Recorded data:
— start —

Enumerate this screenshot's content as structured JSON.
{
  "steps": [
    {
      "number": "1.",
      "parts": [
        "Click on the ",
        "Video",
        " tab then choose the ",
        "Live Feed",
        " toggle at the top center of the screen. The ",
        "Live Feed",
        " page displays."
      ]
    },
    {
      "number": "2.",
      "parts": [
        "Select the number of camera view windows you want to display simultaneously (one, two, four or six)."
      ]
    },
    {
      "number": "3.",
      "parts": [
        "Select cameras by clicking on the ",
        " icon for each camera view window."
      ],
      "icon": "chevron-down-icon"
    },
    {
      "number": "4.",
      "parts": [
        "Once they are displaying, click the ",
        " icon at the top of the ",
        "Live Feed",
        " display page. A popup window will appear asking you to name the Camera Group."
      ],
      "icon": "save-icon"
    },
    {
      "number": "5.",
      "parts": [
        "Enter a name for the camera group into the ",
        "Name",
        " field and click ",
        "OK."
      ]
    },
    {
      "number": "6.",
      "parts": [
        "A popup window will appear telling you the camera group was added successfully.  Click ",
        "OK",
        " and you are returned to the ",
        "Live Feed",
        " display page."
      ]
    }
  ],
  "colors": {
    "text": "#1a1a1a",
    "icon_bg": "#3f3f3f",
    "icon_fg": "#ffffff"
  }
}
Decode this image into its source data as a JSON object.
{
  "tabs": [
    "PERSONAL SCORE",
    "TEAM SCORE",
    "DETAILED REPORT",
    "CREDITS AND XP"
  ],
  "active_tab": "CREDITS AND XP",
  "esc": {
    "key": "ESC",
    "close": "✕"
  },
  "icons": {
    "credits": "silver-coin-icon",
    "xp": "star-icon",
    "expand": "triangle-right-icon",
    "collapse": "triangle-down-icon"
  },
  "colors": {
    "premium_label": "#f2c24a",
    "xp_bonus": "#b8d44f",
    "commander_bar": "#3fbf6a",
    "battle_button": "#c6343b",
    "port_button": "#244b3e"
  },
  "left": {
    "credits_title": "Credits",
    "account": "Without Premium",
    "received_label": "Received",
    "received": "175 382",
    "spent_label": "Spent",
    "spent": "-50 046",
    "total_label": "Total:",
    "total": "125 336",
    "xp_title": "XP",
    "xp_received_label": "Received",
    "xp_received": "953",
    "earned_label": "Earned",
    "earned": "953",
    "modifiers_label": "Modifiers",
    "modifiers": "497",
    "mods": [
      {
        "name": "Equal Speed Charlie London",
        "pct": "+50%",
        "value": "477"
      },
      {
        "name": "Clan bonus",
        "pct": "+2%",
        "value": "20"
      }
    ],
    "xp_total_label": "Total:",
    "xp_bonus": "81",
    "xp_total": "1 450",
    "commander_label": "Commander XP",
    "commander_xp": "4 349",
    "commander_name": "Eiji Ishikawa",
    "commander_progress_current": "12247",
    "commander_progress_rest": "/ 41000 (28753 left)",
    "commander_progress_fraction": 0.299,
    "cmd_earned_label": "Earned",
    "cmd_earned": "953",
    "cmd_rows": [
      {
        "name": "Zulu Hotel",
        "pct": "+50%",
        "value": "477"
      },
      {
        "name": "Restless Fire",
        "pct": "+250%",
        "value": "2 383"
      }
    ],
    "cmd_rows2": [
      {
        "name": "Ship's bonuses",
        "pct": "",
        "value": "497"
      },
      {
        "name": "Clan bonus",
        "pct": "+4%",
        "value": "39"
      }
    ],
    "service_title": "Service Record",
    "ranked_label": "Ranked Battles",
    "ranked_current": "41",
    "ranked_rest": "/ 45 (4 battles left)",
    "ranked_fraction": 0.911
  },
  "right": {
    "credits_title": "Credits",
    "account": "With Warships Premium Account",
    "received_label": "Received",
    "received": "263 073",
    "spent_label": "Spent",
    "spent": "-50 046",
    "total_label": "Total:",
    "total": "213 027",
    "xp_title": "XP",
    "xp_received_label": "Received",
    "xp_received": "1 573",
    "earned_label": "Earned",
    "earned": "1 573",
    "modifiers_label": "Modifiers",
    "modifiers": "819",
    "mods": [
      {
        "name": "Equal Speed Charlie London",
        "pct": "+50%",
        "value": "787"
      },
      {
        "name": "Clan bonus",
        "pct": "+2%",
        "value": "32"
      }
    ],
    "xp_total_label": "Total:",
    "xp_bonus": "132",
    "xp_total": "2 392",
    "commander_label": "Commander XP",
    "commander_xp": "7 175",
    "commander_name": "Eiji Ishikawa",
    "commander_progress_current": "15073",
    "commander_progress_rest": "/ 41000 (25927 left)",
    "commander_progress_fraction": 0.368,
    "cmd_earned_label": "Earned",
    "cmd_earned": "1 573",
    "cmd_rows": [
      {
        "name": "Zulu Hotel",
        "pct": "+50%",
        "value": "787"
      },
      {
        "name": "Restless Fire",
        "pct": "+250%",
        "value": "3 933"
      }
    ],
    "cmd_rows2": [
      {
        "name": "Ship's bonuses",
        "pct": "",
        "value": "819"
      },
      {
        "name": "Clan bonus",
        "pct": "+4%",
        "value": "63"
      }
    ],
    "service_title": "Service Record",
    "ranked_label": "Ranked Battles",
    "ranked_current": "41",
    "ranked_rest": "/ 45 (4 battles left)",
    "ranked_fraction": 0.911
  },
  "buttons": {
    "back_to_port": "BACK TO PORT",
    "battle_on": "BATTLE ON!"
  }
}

— end —

## What is asked
Reproduce the full set of records precisely.

## Correct output
Enumerate this screenshot's content as structured JSON.
{
  "steps": [
    {
      "number": "1.",
      "parts": [
        "Click on the ",
        "Video",
        " tab then choose the ",
        "Live Feed",
        " toggle at the top center of the screen. The ",
        "Live Feed",
        " page displays."
      ]
    },
    {
      "number": "2.",
      "parts": [
        "Select the number of camera view windows you want to display simultaneously (one, two, four or six)."
      ]
    },
    {
      "number": "3.",
      "parts": [
        "Select cameras by clicking on the ",
        " icon for each camera view window."
      ],
      "icon": "chevron-down-icon"
    },
    {
      "number": "4.",
      "parts": [
        "Once they are displaying, click the ",
        " icon at the top of the ",
        "Live Feed",
        " display page. A popup window will appear asking you to name the Camera Group."
      ],
      "icon": "save-icon"
    },
    {
      "number": "5.",
      "parts": [
        "Enter a name for the camera group into the ",
        "Name",
        " field and click ",
        "OK."
      ]
    },
    {
      "number": "6.",
      "parts": [
        "A popup window will appear telling you the camera group was added successfully.  Click ",
        "OK",
        " and you are returned to the ",
        "Live Feed",
        " display page."
      ]
    }
  ],
  "colors": {
    "text": "#1a1a1a",
    "icon_bg": "#3f3f3f",
    "icon_fg": "#ffffff"
  }
}
Decode this image into its source data as a JSON object.
{
  "tabs": [
    "PERSONAL SCORE",
    "TEAM SCORE",
    "DETAILED REPORT",
    "CREDITS AND XP"
  ],
  "active_tab": "CREDITS AND XP",
  "esc": {
    "key": "ESC",
    "close": "✕"
  },
  "icons": {
    "credits": "silver-coin-icon",
    "xp": "star-icon",
    "expand": "triangle-right-icon",
    "collapse": "triangle-down-icon"
  },
  "colors": {
    "premium_label": "#f2c24a",
    "xp_bonus": "#b8d44f",
    "commander_bar": "#3fbf6a",
    "battle_button": "#c6343b",
    "port_button": "#244b3e"
  },
  "left": {
    "credits_title": "Credits",
    "account": "Without Premium",
    "received_label": "Received",
    "received": "175 382",
    "spent_label": "Spent",
    "spent": "-50 046",
    "total_label": "Total:",
    "total": "125 336",
    "xp_title": "XP",
    "xp_received_label": "Received",
    "xp_received": "953",
    "earned_label": "Earned",
    "earned": "953",
    "modifiers_label": "Modifiers",
    "modifiers": "497",
    "mods": [
      {
        "name": "Equal Speed Charlie London",
        "pct": "+50%",
        "value": "477"
      },
      {
        "name": "Clan bonus",
        "pct": "+2%",
        "value": "20"
      }
    ],
    "xp_total_label": "Total:",
    "xp_bonus": "81",
    "xp_total": "1 450",
    "commander_label": "Commander XP",
    "commander_xp": "4 349",
    "commander_name": "Eiji Ishikawa",
    "commander_progress_current": "12247",
    "commander_progress_rest": "/ 41000 (28753 left)",
    "commander_progress_fraction": 0.299,
    "cmd_earned_label": "Earned",
    "cmd_earned": "953",
    "cmd_rows": [
      {
        "name": "Zulu Hotel",
        "pct": "+50%",
        "value": "477"
      },
      {
        "name": "Restless Fire",
        "pct": "+250%",
        "value": "2 383"
      }
    ],
    "cmd_rows2": [
      {
        "name": "Ship's bonuses",
        "pct": "",
        "value": "497"
      },
      {
        "name": "Clan bonus",
        "pct": "+4%",
        "value": "39"
      }
    ],
    "service_title": "Service Record",
    "ranked_label": "Ranked Battles",
    "ranked_current": "41",
    "ranked_rest": "/ 45 (4 battles left)",
    "ranked_fraction": 0.911
  },
  "right": {
    "credits_title": "Credits",
    "account": "With Warships Premium Account",
    "received_label": "Received",
    "received": "263 073",
    "spent_label": "Spent",
    "spent": "-50 046",
    "total_label": "Total:",
    "total": "213 027",
    "xp_title": "XP",
    "xp_received_label": "Received",
    "xp_received": "1 573",
    "earned_label": "Earned",
    "earned": "1 573",
    "modifiers_label": "Modifiers",
    "modifiers": "819",
    "mods": [
      {
        "name": "Equal Speed Charlie London",
        "pct": "+50%",
        "value": "787"
      },
      {
        "name": "Clan bonus",
        "pct": "+2%",
        "value": "32"
      }
    ],
    "xp_total_label": "Total:",
    "xp_bonus": "132",
    "xp_total": "2 392",
    "commander_label": "Commander XP",
    "commander_xp": "7 175",
    "commander_name": "Eiji Ishikawa",
    "commander_progress_current": "15073",
    "commander_progress_rest": "/ 41000 (25927 left)",
    "commander_progress_fraction": 0.368,
    "cmd_earned_label": "Earned",
    "cmd_earned": "1 573",
    "cmd_rows": [
      {
        "name": "Zulu Hotel",
        "pct": "+50%",
        "value": "787"
      },
      {
        "name": "Restless Fire",
        "pct": "+250%",
        "value": "3 933"
      }
    ],
    "cmd_rows2": [
      {
        "name": "Ship's bonuses",
        "pct": "",
        "value": "819"
      },
      {
        "name": "Clan bonus",
        "pct": "+4%",
        "value": "63"
      }
    ],
    "service_title": "Service Record",
    "ranked_label": "Ranked Battles",
    "ranked_current": "41",
    "ranked_rest": "/ 45 (4 battles left)",
    "ranked_fraction": 0.911
  },
  "buttons": {
    "back_to_port": "BACK TO PORT",
    "battle_on": "BATTLE ON!"
  }
}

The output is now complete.